----- Dataset entries
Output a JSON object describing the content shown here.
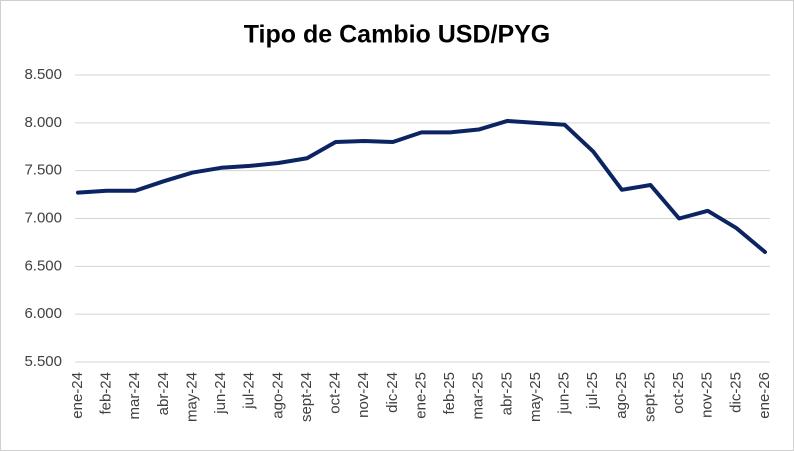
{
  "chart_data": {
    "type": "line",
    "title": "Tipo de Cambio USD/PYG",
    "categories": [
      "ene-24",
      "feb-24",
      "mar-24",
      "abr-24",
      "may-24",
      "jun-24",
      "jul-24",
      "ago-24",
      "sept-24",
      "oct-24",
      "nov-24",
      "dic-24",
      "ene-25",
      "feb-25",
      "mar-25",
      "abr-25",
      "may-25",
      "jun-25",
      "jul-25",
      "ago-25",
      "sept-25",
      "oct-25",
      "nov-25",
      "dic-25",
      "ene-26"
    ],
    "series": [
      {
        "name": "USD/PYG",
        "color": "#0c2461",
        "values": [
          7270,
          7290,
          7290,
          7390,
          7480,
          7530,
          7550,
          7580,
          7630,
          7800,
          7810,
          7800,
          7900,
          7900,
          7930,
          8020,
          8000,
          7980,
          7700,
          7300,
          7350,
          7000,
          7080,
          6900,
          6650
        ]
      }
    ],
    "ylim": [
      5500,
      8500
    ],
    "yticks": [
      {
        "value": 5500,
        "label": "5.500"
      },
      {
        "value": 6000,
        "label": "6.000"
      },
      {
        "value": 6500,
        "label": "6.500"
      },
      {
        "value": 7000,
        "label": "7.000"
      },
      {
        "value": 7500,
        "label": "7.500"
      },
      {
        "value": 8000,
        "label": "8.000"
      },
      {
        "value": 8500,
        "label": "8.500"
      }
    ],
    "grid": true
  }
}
----------
• [Stated exercise] All of the records need repeating exactly, except for the pictures.

• [Answer for the task]
Output a JSON object describing the content shown here.
{
  "chart_data": {
    "type": "line",
    "title": "Tipo de Cambio USD/PYG",
    "categories": [
      "ene-24",
      "feb-24",
      "mar-24",
      "abr-24",
      "may-24",
      "jun-24",
      "jul-24",
      "ago-24",
      "sept-24",
      "oct-24",
      "nov-24",
      "dic-24",
      "ene-25",
      "feb-25",
      "mar-25",
      "abr-25",
      "may-25",
      "jun-25",
      "jul-25",
      "ago-25",
      "sept-25",
      "oct-25",
      "nov-25",
      "dic-25",
      "ene-26"
    ],
    "series": [
      {
        "name": "USD/PYG",
        "color": "#0c2461",
        "values": [
          7270,
          7290,
          7290,
          7390,
          7480,
          7530,
          7550,
          7580,
          7630,
          7800,
          7810,
          7800,
          7900,
          7900,
          7930,
          8020,
          8000,
          7980,
          7700,
          7300,
          7350,
          7000,
          7080,
          6900,
          6650
        ]
      }
    ],
    "ylim": [
      5500,
      8500
    ],
    "yticks": [
      {
        "value": 5500,
        "label": "5.500"
      },
      {
        "value": 6000,
        "label": "6.000"
      },
      {
        "value": 6500,
        "label": "6.500"
      },
      {
        "value": 7000,
        "label": "7.000"
      },
      {
        "value": 7500,
        "label": "7.500"
      },
      {
        "value": 8000,
        "label": "8.000"
      },
      {
        "value": 8500,
        "label": "8.500"
      }
    ],
    "grid": true
  }
}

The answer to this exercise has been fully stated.